Tarefas a cumprir:
A) Traduza para o inglês esta frase do texto sobre a limpeza na Mureta da Urca: "No total foram recolhidas 19,6 toneladas de resíduos."
B) Dê sequência ao texto sobre a limpeza na Mureta da Urca, escrevendo a parte seguinte à última frase apresentada.

Trecho selecionado:
* * * * * * * * *
Ação integrada por um oceano livre de plástico recolhe 19,6 toneladas de lixo em praia do Rio de Janeiro



27 Janeiro 2021

Foto: Ricardo Gomes/Instituto Mar Urbano

Um dos principais cartões postais do Rio de Janeiro, a Mureta da Urca, foi o local escolhido para uma ação ambiental-educativa de alerta sobre a gravidade da poluição marinha por plástico. Promovida pela Companhia Municipal de Limpeza Urbana (Comlurb), Instituto Mar Urbano e Subprefeitura da Zona Sul, com apoio da Oceana, a ação de limpeza juntou órgãos e pessoas da sociedade civil, no sábado (23), em busca de um oceano livre de plástico.

No total foram recolhidas 19,6 toneladas de resíduos. Os garis retiraram resíduos das pedras, da areia e até do espelho d 'água. Mergulhadores fizeram a limpeza no fundo da Baía de Guanabara, recolhendo mais de 200 detritos de material plástico em meio a uma biodiversidade inestimável. A iniciativa também contou com o apoio da OceanPact, Macau Dive e da Associação de Moradores da Urca.

“Este é um pequeno passo, com o intuito educativo, para transformar o carioca em um povo de tradição de praia para um povo de cultura de mar. Precisamos dar esse passo de agradecimento para a vida que o oceano nos dá”, afirmou o biólogo marinho Ricardo Gomes, fundador e diretor do Instituto Mar Urbano.

O material recolhido será usado numa escultura do artista plástico mexicano Ismael Torrano Montes de Oca. A obra terá formato de tubo em homenagem ao multicampeão mundial de surf Kelly Slater e será chamada de “Tsunami de Plástico”, em referência à onda de garrafas que se formou após o temporal do dia 2 de janeiro. A imagem viralizou e sensibilizou Slater, que reforçou a necessidade de reduzir o descarte de plástico no mar.

Estudo da Oceana

De acordo com o relatório Um Oceano Livre de Plástico, divulgado pela Oceana em dezembro passado, o Brasil polui o oceano com 325 mil toneladas de lixo por ano. A maior parte desse lixo marinho é composta por produtos e embalagens plásticas descartáveis, itens que, em geral, não são concebidos, projetados ou colocados no mercado para serem reutilizados ou terem rotações no seu ciclo de vida – são feitos para serem descartados após único uso.
* * * * * * * * *
Informações registradas:
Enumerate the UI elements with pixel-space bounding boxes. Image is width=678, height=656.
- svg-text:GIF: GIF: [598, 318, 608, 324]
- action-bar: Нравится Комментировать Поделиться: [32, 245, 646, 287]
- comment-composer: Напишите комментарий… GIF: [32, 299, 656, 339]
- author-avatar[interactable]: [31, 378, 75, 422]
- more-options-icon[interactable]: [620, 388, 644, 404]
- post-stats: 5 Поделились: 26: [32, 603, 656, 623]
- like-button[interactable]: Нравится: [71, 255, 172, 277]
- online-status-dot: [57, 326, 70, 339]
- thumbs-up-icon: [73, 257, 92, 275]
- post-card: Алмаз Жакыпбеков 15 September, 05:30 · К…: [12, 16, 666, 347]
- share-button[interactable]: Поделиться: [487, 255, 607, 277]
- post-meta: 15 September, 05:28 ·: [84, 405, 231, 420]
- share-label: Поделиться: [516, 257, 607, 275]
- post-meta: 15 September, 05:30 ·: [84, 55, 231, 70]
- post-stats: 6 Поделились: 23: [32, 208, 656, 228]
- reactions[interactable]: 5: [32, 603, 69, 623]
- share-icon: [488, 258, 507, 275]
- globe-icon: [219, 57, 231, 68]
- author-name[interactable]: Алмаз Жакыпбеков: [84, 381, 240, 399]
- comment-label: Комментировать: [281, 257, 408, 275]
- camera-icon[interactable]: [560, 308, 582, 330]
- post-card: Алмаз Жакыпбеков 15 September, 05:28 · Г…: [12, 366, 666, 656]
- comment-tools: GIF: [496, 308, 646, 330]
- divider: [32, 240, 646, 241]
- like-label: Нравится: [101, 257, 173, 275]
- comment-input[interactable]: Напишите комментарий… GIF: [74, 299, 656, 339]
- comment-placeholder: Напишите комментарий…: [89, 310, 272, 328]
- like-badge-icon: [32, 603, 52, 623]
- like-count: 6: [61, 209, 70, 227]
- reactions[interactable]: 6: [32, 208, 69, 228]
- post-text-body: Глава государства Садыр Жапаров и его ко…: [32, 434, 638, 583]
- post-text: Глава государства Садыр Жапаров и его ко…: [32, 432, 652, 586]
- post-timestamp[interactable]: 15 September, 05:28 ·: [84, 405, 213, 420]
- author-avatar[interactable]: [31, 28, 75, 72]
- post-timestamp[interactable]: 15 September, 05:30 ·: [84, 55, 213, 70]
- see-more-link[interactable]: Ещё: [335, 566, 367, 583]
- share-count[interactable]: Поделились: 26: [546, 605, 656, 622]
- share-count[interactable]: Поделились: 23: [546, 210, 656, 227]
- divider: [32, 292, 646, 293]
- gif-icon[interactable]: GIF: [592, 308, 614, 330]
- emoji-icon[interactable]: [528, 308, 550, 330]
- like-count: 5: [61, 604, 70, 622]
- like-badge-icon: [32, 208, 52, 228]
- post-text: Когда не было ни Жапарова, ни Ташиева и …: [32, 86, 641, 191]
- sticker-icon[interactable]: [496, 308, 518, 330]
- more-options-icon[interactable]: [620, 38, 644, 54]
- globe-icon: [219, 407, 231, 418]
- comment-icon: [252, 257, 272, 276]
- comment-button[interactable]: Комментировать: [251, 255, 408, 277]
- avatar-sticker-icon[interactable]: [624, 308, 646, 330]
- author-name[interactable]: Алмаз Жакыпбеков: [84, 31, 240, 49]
* * * * * * * * *
Respostas dadas:
A) In total, 19.6 tons of waste were collected.

B)
A indústria brasileira produz anualmente cerca de 500 bilhões de itens plásticos descartáveis tais como copos, talheres, sacolas plásticas, e embalagens para as mais diversas aplicações. São 15 mil itens por segundo. Com pouca reciclagem, a maior parte acumula-se em aterros, lixões – mas uma parcela muito importante vai mesmo é para o meio ambiente.

“Após ser descartado, o resíduo plástico percorre diversos caminhos até chegar ao oceano, onde impacta a vida de milhares de animais, desde zooplâncton a mamíferos e aves marinhas, muitas delas já ameaçadas de extinção”, afirma o diretor-geral da Oceana no Brasil, o oceanólogo Ademilson Zamboni.

Para frear a poluição marinha por plásticos, a Oceana tem apontando prioritariamente algumas soluções. A primeira é reduzir na fonte a quantidade de plástico descartável e desnecessário. Embora algumas cidades brasileiras estejam avançando com leis municipais sobre o uso de descartáveis, ainda não há no país uma legislação nacional para regulamentar o uso de plásticos de uso único.

Outras propostas são a oferta de produtos e serviços sem plástico por parte das empresas e a criação de Zonas Livres de Plástico. Essas Zonas podem ser locais como estabelecimentos públicos ou privados, municípios ou eventos, que se comprometem com a redução da presença do plástico no local.